Start of DATA TO USE

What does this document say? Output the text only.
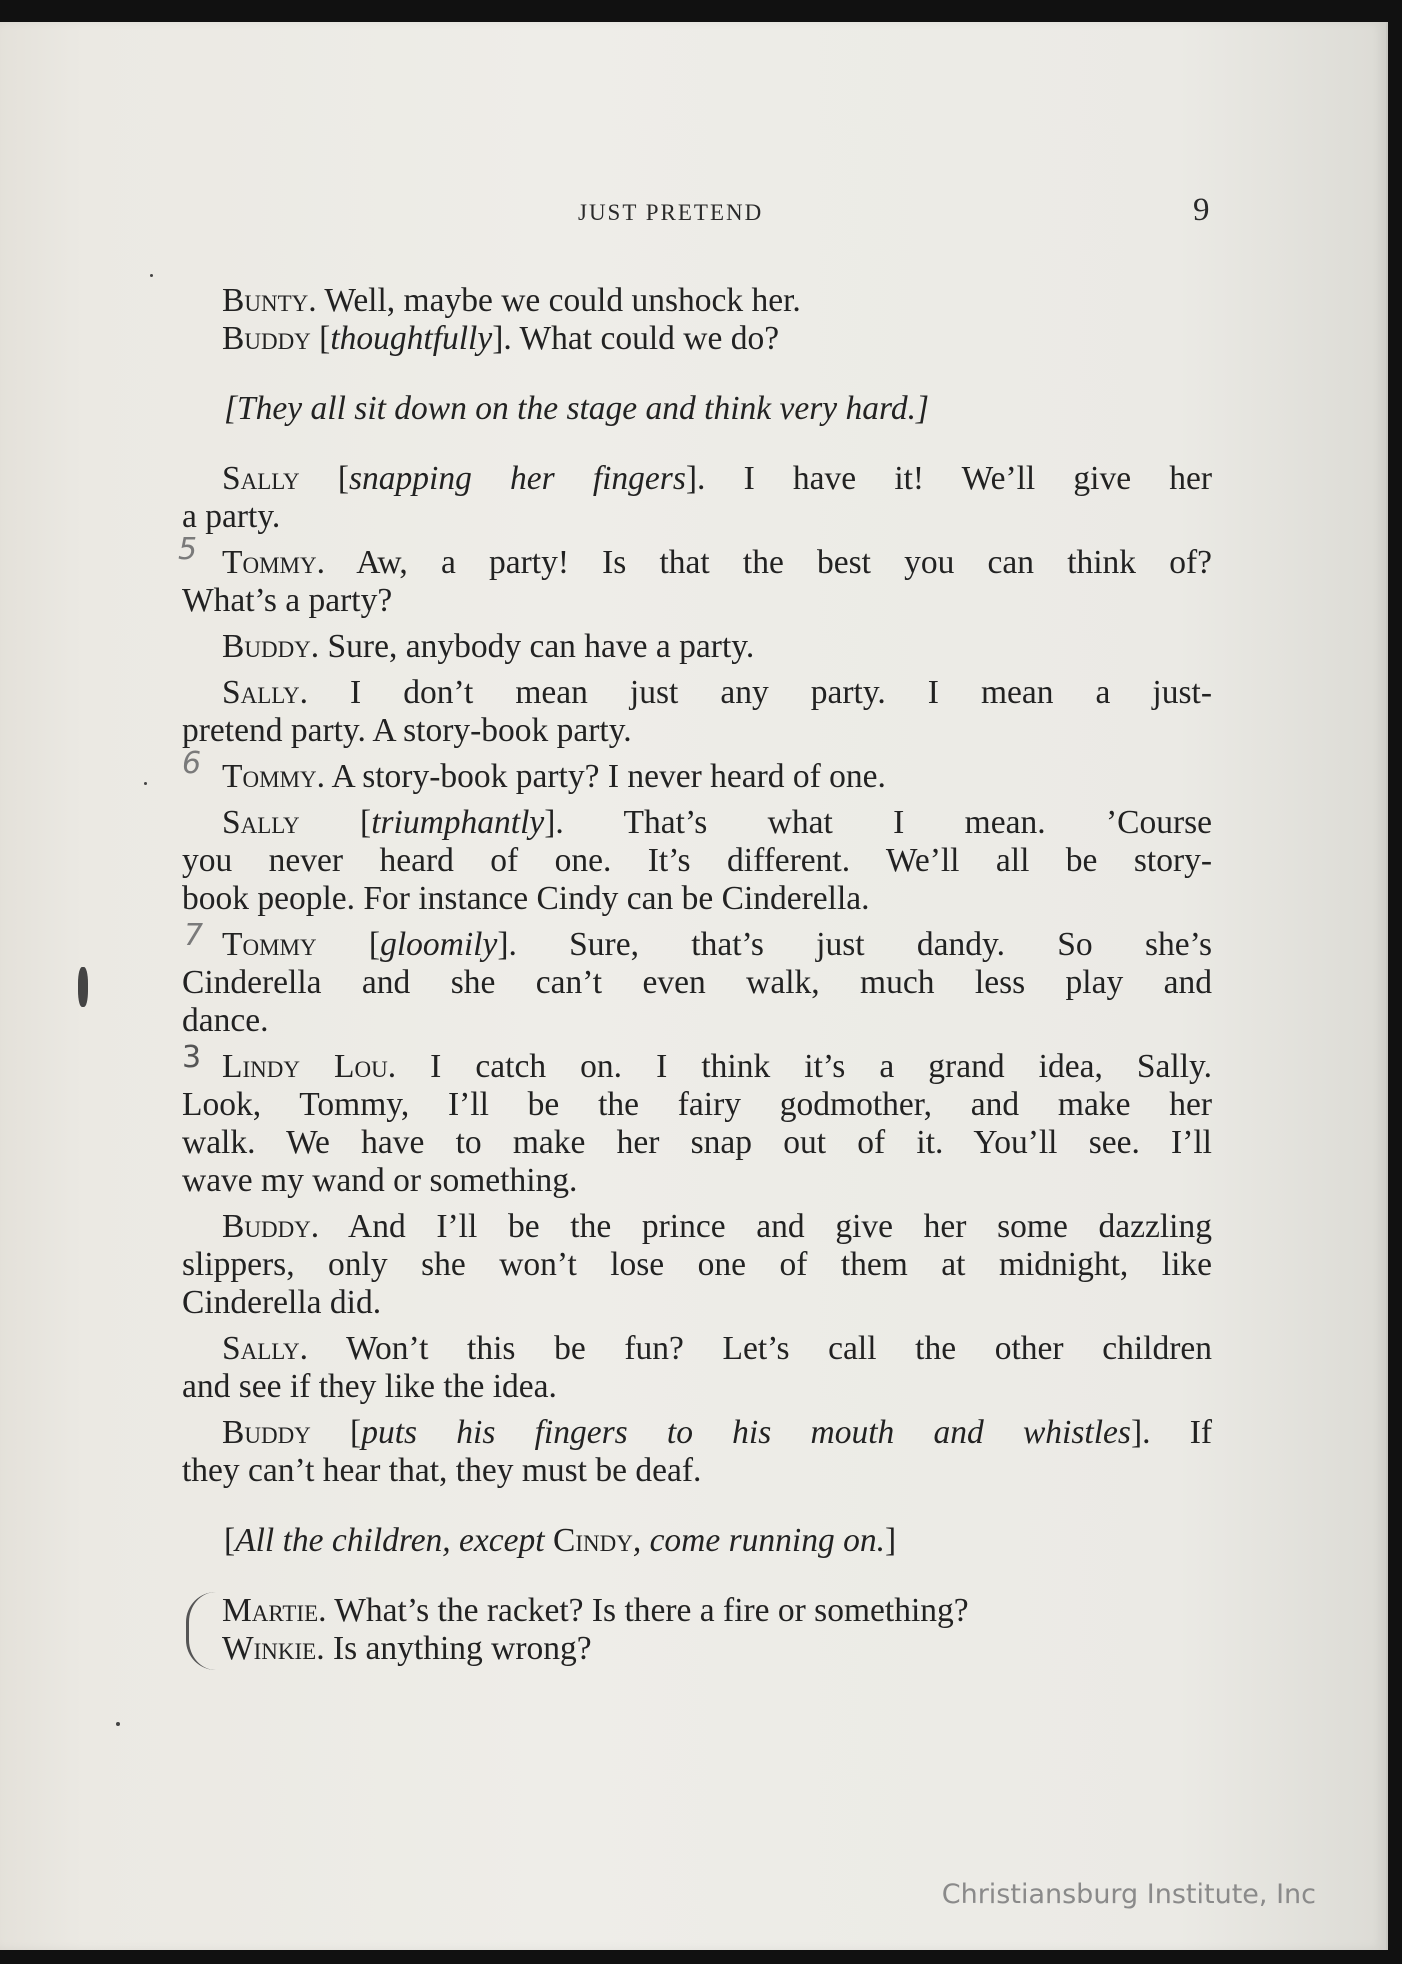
JUST PRETEND	9
5
6
7
3
Bunty. Well, maybe we could unshock her.
Buddy [thoughtfully]. What could we do?
[They all sit down on the stage and think very hard.]
Sally [snapping her fingers]. I have it! We’ll give her
a party.
Tommy. Aw, a party! Is that the best you can think of?
What’s a party?
Buddy. Sure, anybody can have a party.
Sally. I don’t mean just any party. I mean a just-
pretend party. A story-book party.
Tommy. A story-book party? I never heard of one.
Sally [triumphantly]. That’s what I mean. ’Course
you never heard of one. It’s different. We’ll all be story-
book people. For instance Cindy can be Cinderella.
Tommy [gloomily]. Sure, that’s just dandy. So she’s
Cinderella and she can’t even walk, much less play and
dance.
Lindy Lou. I catch on. I think it’s a grand idea, Sally.
Look, Tommy, I’ll be the fairy godmother, and make her
walk. We have to make her snap out of it. You’ll see. I’ll
wave my wand or something.
Buddy. And I’ll be the prince and give her some dazzling
slippers, only she won’t lose one of them at midnight, like
Cinderella did.
Sally. Won’t this be fun? Let’s call the other children
and see if they like the idea.
Buddy [puts his fingers to his mouth and whistles]. If
they can’t hear that, they must be deaf.
[All the children, except Cindy, come running on.]
Martie. What’s the racket? Is there a fire or something?
Winkie. Is anything wrong?
Christiansburg Institute, Inc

End of DATA TO USE

**GOAL**
Each line containing the word "Cindy" counts once; say how many such lines there are, giving only the number.

**EXERCISE SOLUTION**
2